Your task is to reproduce the material exactly.
━━━━━━━━━━━━━━━━━━━━━━━━━━━━━━
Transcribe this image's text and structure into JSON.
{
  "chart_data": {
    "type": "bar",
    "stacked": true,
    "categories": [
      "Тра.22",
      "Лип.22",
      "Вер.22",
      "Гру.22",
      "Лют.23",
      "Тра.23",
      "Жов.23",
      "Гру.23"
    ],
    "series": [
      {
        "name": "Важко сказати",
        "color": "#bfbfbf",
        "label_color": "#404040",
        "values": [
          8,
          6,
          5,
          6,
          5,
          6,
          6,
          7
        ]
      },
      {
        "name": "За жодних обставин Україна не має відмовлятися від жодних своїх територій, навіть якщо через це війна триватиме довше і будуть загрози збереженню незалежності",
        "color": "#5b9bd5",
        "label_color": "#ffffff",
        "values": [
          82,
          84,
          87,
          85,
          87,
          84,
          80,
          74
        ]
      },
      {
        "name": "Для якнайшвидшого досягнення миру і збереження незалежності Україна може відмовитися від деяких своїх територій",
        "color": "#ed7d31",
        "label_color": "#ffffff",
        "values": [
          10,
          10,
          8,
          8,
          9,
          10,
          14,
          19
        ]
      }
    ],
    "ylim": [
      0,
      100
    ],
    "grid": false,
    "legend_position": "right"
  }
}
━━━━━━━━━━━━━━━━━━━━━━━━━━━━━━
Full response:
Transcribe this image's text and structure into JSON.
{
  "chart_data": {
    "type": "bar",
    "stacked": true,
    "categories": [
      "Тра.22",
      "Лип.22",
      "Вер.22",
      "Гру.22",
      "Лют.23",
      "Тра.23",
      "Жов.23",
      "Гру.23"
    ],
    "series": [
      {
        "name": "Важко сказати",
        "color": "#bfbfbf",
        "label_color": "#404040",
        "values": [
          8,
          6,
          5,
          6,
          5,
          6,
          6,
          7
        ]
      },
      {
        "name": "За жодних обставин Україна не має відмовлятися від жодних своїх територій, навіть якщо через це війна триватиме довше і будуть загрози збереженню незалежності",
        "color": "#5b9bd5",
        "label_color": "#ffffff",
        "values": [
          82,
          84,
          87,
          85,
          87,
          84,
          80,
          74
        ]
      },
      {
        "name": "Для якнайшвидшого досягнення миру і збереження незалежності Україна може відмовитися від деяких своїх територій",
        "color": "#ed7d31",
        "label_color": "#ffffff",
        "values": [
          10,
          10,
          8,
          8,
          9,
          10,
          14,
          19
        ]
      }
    ],
    "ylim": [
      0,
      100
    ],
    "grid": false,
    "legend_position": "right"
  }
}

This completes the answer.